Aim of the task
Repeat, line for line, the entries printed below.

[Dataset entries on figures]
★ ★ ★ ★ ★ ★ ★

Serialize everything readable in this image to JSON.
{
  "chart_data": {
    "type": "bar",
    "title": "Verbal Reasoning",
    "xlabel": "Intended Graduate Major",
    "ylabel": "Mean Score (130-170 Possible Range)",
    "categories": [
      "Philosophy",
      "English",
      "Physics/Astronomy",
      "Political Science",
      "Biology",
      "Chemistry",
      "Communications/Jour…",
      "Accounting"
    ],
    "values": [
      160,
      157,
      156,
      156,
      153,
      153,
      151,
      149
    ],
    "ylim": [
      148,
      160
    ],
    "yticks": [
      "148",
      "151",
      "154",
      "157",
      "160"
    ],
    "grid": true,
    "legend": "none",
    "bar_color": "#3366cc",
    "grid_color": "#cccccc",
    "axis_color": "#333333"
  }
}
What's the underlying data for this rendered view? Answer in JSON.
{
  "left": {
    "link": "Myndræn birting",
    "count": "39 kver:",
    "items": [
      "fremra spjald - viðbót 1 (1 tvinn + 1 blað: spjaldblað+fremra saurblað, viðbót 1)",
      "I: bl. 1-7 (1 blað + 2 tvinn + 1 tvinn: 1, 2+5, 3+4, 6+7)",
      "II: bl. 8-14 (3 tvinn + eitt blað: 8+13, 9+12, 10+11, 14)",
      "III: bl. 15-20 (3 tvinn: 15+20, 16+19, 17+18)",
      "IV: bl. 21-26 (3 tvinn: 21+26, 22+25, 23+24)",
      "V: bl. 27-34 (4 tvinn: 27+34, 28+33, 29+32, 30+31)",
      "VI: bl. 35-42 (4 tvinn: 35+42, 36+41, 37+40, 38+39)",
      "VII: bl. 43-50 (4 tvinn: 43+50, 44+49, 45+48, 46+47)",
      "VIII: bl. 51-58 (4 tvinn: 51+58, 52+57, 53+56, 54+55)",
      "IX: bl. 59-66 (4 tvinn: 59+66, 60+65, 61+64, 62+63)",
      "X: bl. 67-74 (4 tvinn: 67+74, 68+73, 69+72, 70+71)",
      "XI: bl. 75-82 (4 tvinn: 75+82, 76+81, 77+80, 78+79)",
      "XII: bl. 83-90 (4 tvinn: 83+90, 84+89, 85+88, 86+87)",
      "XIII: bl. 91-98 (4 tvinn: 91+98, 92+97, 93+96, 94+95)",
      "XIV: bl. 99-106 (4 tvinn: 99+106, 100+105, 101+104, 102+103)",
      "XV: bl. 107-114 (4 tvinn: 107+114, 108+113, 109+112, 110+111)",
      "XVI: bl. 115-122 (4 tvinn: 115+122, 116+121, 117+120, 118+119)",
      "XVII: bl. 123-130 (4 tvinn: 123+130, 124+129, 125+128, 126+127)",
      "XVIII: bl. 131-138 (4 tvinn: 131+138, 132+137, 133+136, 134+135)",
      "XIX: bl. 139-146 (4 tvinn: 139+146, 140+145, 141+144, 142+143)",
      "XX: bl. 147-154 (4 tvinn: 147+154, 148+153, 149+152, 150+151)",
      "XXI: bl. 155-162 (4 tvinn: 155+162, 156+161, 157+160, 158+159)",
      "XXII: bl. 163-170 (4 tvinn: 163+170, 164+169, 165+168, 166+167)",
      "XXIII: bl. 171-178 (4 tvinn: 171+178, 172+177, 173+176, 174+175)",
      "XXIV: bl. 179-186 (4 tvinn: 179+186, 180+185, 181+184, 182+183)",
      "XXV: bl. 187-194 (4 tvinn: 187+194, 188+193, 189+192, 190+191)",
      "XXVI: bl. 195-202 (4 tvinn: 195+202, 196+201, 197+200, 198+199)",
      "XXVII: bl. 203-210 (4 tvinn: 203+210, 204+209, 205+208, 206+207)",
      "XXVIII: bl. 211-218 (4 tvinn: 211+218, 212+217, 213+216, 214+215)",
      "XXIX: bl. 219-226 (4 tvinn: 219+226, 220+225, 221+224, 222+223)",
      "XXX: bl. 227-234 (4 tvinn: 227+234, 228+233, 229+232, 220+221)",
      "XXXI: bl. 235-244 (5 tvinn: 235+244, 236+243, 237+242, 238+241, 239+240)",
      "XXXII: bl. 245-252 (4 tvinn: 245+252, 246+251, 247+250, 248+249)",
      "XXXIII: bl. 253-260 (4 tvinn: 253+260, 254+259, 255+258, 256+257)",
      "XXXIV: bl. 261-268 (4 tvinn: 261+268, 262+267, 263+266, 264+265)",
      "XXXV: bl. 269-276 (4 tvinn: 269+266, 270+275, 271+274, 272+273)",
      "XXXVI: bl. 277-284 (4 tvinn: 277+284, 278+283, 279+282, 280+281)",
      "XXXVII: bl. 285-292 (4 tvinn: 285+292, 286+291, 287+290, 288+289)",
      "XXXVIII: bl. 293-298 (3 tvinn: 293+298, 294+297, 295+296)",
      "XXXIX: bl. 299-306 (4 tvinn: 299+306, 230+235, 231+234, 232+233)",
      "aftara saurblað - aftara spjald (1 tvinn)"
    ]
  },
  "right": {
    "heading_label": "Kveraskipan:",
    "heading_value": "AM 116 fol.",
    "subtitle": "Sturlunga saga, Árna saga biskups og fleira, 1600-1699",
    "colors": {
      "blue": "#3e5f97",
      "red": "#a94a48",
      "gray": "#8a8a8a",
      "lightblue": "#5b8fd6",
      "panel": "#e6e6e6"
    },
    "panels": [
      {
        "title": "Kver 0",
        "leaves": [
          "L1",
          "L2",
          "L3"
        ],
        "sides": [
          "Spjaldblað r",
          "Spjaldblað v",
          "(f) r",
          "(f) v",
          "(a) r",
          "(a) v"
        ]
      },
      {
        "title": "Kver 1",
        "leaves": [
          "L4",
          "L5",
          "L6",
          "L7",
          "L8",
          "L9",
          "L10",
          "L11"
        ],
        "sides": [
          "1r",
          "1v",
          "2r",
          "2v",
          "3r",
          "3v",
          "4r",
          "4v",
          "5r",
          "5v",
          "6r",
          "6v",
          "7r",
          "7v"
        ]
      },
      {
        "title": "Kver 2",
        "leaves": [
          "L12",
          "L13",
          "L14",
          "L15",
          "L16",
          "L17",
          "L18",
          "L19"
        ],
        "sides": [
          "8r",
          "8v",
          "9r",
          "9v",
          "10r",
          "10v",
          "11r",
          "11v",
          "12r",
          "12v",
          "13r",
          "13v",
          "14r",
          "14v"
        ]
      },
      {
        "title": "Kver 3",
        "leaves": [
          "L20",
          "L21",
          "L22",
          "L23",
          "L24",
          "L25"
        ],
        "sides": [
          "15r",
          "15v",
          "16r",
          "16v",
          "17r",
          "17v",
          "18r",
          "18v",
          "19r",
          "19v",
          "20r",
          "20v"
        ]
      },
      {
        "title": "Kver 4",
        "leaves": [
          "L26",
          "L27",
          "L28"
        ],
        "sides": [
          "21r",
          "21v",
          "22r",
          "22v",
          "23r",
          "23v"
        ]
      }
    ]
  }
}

★ ★ ★ ★ ★ ★ ★

Complete answer
Serialize everything readable in this image to JSON.
{
  "chart_data": {
    "type": "bar",
    "title": "Verbal Reasoning",
    "xlabel": "Intended Graduate Major",
    "ylabel": "Mean Score (130-170 Possible Range)",
    "categories": [
      "Philosophy",
      "English",
      "Physics/Astronomy",
      "Political Science",
      "Biology",
      "Chemistry",
      "Communications/Jour…",
      "Accounting"
    ],
    "values": [
      160,
      157,
      156,
      156,
      153,
      153,
      151,
      149
    ],
    "ylim": [
      148,
      160
    ],
    "yticks": [
      "148",
      "151",
      "154",
      "157",
      "160"
    ],
    "grid": true,
    "legend": "none",
    "bar_color": "#3366cc",
    "grid_color": "#cccccc",
    "axis_color": "#333333"
  }
}
What's the underlying data for this rendered view? Answer in JSON.
{
  "left": {
    "link": "Myndræn birting",
    "count": "39 kver:",
    "items": [
      "fremra spjald - viðbót 1 (1 tvinn + 1 blað: spjaldblað+fremra saurblað, viðbót 1)",
      "I: bl. 1-7 (1 blað + 2 tvinn + 1 tvinn: 1, 2+5, 3+4, 6+7)",
      "II: bl. 8-14 (3 tvinn + eitt blað: 8+13, 9+12, 10+11, 14)",
      "III: bl. 15-20 (3 tvinn: 15+20, 16+19, 17+18)",
      "IV: bl. 21-26 (3 tvinn: 21+26, 22+25, 23+24)",
      "V: bl. 27-34 (4 tvinn: 27+34, 28+33, 29+32, 30+31)",
      "VI: bl. 35-42 (4 tvinn: 35+42, 36+41, 37+40, 38+39)",
      "VII: bl. 43-50 (4 tvinn: 43+50, 44+49, 45+48, 46+47)",
      "VIII: bl. 51-58 (4 tvinn: 51+58, 52+57, 53+56, 54+55)",
      "IX: bl. 59-66 (4 tvinn: 59+66, 60+65, 61+64, 62+63)",
      "X: bl. 67-74 (4 tvinn: 67+74, 68+73, 69+72, 70+71)",
      "XI: bl. 75-82 (4 tvinn: 75+82, 76+81, 77+80, 78+79)",
      "XII: bl. 83-90 (4 tvinn: 83+90, 84+89, 85+88, 86+87)",
      "XIII: bl. 91-98 (4 tvinn: 91+98, 92+97, 93+96, 94+95)",
      "XIV: bl. 99-106 (4 tvinn: 99+106, 100+105, 101+104, 102+103)",
      "XV: bl. 107-114 (4 tvinn: 107+114, 108+113, 109+112, 110+111)",
      "XVI: bl. 115-122 (4 tvinn: 115+122, 116+121, 117+120, 118+119)",
      "XVII: bl. 123-130 (4 tvinn: 123+130, 124+129, 125+128, 126+127)",
      "XVIII: bl. 131-138 (4 tvinn: 131+138, 132+137, 133+136, 134+135)",
      "XIX: bl. 139-146 (4 tvinn: 139+146, 140+145, 141+144, 142+143)",
      "XX: bl. 147-154 (4 tvinn: 147+154, 148+153, 149+152, 150+151)",
      "XXI: bl. 155-162 (4 tvinn: 155+162, 156+161, 157+160, 158+159)",
      "XXII: bl. 163-170 (4 tvinn: 163+170, 164+169, 165+168, 166+167)",
      "XXIII: bl. 171-178 (4 tvinn: 171+178, 172+177, 173+176, 174+175)",
      "XXIV: bl. 179-186 (4 tvinn: 179+186, 180+185, 181+184, 182+183)",
      "XXV: bl. 187-194 (4 tvinn: 187+194, 188+193, 189+192, 190+191)",
      "XXVI: bl. 195-202 (4 tvinn: 195+202, 196+201, 197+200, 198+199)",
      "XXVII: bl. 203-210 (4 tvinn: 203+210, 204+209, 205+208, 206+207)",
      "XXVIII: bl. 211-218 (4 tvinn: 211+218, 212+217, 213+216, 214+215)",
      "XXIX: bl. 219-226 (4 tvinn: 219+226, 220+225, 221+224, 222+223)",
      "XXX: bl. 227-234 (4 tvinn: 227+234, 228+233, 229+232, 220+221)",
      "XXXI: bl. 235-244 (5 tvinn: 235+244, 236+243, 237+242, 238+241, 239+240)",
      "XXXII: bl. 245-252 (4 tvinn: 245+252, 246+251, 247+250, 248+249)",
      "XXXIII: bl. 253-260 (4 tvinn: 253+260, 254+259, 255+258, 256+257)",
      "XXXIV: bl. 261-268 (4 tvinn: 261+268, 262+267, 263+266, 264+265)",
      "XXXV: bl. 269-276 (4 tvinn: 269+266, 270+275, 271+274, 272+273)",
      "XXXVI: bl. 277-284 (4 tvinn: 277+284, 278+283, 279+282, 280+281)",
      "XXXVII: bl. 285-292 (4 tvinn: 285+292, 286+291, 287+290, 288+289)",
      "XXXVIII: bl. 293-298 (3 tvinn: 293+298, 294+297, 295+296)",
      "XXXIX: bl. 299-306 (4 tvinn: 299+306, 230+235, 231+234, 232+233)",
      "aftara saurblað - aftara spjald (1 tvinn)"
    ]
  },
  "right": {
    "heading_label": "Kveraskipan:",
    "heading_value": "AM 116 fol.",
    "subtitle": "Sturlunga saga, Árna saga biskups og fleira, 1600-1699",
    "colors": {
      "blue": "#3e5f97",
      "red": "#a94a48",
      "gray": "#8a8a8a",
      "lightblue": "#5b8fd6",
      "panel": "#e6e6e6"
    },
    "panels": [
      {
        "title": "Kver 0",
        "leaves": [
          "L1",
          "L2",
          "L3"
        ],
        "sides": [
          "Spjaldblað r",
          "Spjaldblað v",
          "(f) r",
          "(f) v",
          "(a) r",
          "(a) v"
        ]
      },
      {
        "title": "Kver 1",
        "leaves": [
          "L4",
          "L5",
          "L6",
          "L7",
          "L8",
          "L9",
          "L10",
          "L11"
        ],
        "sides": [
          "1r",
          "1v",
          "2r",
          "2v",
          "3r",
          "3v",
          "4r",
          "4v",
          "5r",
          "5v",
          "6r",
          "6v",
          "7r",
          "7v"
        ]
      },
      {
        "title": "Kver 2",
        "leaves": [
          "L12",
          "L13",
          "L14",
          "L15",
          "L16",
          "L17",
          "L18",
          "L19"
        ],
        "sides": [
          "8r",
          "8v",
          "9r",
          "9v",
          "10r",
          "10v",
          "11r",
          "11v",
          "12r",
          "12v",
          "13r",
          "13v",
          "14r",
          "14v"
        ]
      },
      {
        "title": "Kver 3",
        "leaves": [
          "L20",
          "L21",
          "L22",
          "L23",
          "L24",
          "L25"
        ],
        "sides": [
          "15r",
          "15v",
          "16r",
          "16v",
          "17r",
          "17v",
          "18r",
          "18v",
          "19r",
          "19v",
          "20r",
          "20v"
        ]
      },
      {
        "title": "Kver 4",
        "leaves": [
          "L26",
          "L27",
          "L28"
        ],
        "sides": [
          "21r",
          "21v",
          "22r",
          "22v",
          "23r",
          "23v"
        ]
      }
    ]
  }
}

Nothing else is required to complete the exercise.